WHAT IS REQUIRED — Below is a listing; copy all of it exactly.
=-=-=-=-=
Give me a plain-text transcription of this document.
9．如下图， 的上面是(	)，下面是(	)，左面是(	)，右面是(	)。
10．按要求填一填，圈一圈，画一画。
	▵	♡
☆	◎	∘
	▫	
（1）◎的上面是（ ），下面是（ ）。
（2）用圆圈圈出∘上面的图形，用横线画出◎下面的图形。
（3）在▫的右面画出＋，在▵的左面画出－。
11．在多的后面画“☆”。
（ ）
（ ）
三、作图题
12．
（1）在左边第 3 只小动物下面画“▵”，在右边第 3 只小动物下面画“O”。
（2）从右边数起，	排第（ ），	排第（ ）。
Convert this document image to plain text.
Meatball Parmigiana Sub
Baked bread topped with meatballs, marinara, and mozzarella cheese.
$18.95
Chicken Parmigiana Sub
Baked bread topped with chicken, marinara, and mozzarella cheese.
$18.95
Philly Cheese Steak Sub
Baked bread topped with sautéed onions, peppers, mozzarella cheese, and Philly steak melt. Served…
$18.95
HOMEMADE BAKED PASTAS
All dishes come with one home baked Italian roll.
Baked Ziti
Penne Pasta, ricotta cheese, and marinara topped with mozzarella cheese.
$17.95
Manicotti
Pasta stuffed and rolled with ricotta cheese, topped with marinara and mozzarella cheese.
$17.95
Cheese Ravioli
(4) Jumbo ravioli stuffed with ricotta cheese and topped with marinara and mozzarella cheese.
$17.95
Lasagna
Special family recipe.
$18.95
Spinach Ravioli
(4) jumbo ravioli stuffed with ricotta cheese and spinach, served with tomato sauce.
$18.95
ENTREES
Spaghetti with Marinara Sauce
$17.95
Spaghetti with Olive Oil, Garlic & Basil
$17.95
=-=-=-=-=
OUTPUT OF THE EXERCISE —
Give me a plain-text transcription of this document.
9．如下图， 的上面是(	)，下面是(	)，左面是(	)，右面是(	)。
10．按要求填一填，圈一圈，画一画。
	▵	♡
☆	◎	∘
	▫	
（1）◎的上面是（ ），下面是（ ）。
（2）用圆圈圈出∘上面的图形，用横线画出◎下面的图形。
（3）在▫的右面画出＋，在▵的左面画出－。
11．在多的后面画“☆”。
（ ）
（ ）
三、作图题
12．
（1）在左边第 3 只小动物下面画“▵”，在右边第 3 只小动物下面画“O”。
（2）从右边数起，	排第（ ），	排第（ ）。
Convert this document image to plain text.
Meatball Parmigiana Sub
Baked bread topped with meatballs, marinara, and mozzarella cheese.
$18.95
Chicken Parmigiana Sub
Baked bread topped with chicken, marinara, and mozzarella cheese.
$18.95
Philly Cheese Steak Sub
Baked bread topped with sautéed onions, peppers, mozzarella cheese, and Philly steak melt. Served…
$18.95
HOMEMADE BAKED PASTAS
All dishes come with one home baked Italian roll.
Baked Ziti
Penne Pasta, ricotta cheese, and marinara topped with mozzarella cheese.
$17.95
Manicotti
Pasta stuffed and rolled with ricotta cheese, topped with marinara and mozzarella cheese.
$17.95
Cheese Ravioli
(4) Jumbo ravioli stuffed with ricotta cheese and topped with marinara and mozzarella cheese.
$17.95
Lasagna
Special family recipe.
$18.95
Spinach Ravioli
(4) jumbo ravioli stuffed with ricotta cheese and spinach, served with tomato sauce.
$18.95
ENTREES
Spaghetti with Marinara Sauce
$17.95
Spaghetti with Olive Oil, Garlic & Basil
$17.95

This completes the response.